Task to carry out ->
Reproduce the entries from the line with "Localize all elements." up to and including the line with "chart-title: 180 people", swapping "Output format" for "Response format" and leaving everything else unchanged.

Records to process ->
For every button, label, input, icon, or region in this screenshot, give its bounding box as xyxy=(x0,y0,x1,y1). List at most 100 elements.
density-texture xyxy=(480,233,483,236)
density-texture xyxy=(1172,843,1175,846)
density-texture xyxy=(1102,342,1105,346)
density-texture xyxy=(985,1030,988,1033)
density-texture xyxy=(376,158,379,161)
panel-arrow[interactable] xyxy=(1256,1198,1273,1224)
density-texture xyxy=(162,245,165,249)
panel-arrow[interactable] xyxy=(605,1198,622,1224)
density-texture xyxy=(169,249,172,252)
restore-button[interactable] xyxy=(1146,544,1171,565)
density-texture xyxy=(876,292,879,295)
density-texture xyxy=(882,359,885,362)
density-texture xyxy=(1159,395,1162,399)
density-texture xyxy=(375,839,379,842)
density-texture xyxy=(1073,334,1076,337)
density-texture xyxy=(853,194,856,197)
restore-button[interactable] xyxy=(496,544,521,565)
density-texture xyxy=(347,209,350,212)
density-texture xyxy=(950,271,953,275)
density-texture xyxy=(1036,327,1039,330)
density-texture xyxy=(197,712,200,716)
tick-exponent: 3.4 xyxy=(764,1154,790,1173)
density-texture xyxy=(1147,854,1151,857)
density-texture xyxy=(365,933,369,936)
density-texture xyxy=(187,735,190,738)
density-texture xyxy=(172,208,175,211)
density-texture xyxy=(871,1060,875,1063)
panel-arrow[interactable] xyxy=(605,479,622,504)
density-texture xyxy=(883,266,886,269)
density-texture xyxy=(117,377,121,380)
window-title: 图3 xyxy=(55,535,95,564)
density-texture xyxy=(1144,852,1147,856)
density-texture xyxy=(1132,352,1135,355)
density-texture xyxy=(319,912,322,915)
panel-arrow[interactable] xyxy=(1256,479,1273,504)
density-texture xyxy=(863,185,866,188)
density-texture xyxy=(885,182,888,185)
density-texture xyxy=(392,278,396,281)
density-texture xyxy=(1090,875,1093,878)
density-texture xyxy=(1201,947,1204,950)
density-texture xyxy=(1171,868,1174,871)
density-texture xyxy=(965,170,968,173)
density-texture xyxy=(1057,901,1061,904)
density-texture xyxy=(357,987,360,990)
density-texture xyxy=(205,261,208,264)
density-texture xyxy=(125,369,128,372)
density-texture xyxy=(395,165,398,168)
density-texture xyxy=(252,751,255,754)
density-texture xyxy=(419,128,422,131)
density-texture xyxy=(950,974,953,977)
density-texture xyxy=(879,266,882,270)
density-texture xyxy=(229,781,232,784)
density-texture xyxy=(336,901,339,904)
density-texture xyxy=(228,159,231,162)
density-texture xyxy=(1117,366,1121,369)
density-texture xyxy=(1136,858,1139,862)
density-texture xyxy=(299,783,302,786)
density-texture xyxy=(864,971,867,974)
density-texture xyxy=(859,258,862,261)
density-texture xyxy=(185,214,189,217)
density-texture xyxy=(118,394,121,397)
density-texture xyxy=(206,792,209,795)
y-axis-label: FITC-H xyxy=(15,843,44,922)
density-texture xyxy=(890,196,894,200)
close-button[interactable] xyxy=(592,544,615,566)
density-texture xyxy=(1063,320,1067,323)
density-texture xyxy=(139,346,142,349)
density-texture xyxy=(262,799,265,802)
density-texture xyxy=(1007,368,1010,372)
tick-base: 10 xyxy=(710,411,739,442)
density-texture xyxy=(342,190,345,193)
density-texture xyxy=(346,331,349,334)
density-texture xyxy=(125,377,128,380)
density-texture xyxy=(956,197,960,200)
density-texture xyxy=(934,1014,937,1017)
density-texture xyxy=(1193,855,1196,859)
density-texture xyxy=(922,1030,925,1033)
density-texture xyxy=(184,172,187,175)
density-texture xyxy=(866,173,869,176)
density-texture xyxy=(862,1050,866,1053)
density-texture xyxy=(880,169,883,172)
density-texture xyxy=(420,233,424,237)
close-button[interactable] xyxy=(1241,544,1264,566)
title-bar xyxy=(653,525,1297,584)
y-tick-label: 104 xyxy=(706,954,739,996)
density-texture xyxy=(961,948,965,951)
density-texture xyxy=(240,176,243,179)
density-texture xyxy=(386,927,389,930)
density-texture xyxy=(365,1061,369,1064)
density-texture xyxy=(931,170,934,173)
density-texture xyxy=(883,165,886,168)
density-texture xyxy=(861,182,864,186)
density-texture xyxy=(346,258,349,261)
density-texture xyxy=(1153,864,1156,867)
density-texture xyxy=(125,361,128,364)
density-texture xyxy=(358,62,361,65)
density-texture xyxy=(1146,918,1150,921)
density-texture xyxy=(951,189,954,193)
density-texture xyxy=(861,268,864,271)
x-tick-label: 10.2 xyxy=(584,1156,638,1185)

---

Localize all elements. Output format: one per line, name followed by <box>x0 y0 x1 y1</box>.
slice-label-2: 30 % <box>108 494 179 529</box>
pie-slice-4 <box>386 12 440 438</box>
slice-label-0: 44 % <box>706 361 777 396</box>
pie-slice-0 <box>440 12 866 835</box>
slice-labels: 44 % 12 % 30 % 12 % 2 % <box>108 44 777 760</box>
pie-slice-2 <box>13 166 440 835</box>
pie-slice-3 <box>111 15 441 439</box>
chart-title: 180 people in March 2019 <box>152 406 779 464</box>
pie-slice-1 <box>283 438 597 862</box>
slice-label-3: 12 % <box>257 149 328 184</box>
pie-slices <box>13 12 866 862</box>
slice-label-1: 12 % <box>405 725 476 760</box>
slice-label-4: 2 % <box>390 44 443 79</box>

Complete output ->
Localize all elements. Response format: one per line, name followed by <box>x0 y0 x1 y1</box>.
slice-label-2: 30 % <box>108 494 179 529</box>
pie-slice-4 <box>386 12 440 438</box>
slice-label-0: 44 % <box>706 361 777 396</box>
pie-slice-0 <box>440 12 866 835</box>
slice-labels: 44 % 12 % 30 % 12 % 2 % <box>108 44 777 760</box>
pie-slice-2 <box>13 166 440 835</box>
pie-slice-3 <box>111 15 441 439</box>
chart-title: 180 people in March 2019 <box>152 406 779 464</box>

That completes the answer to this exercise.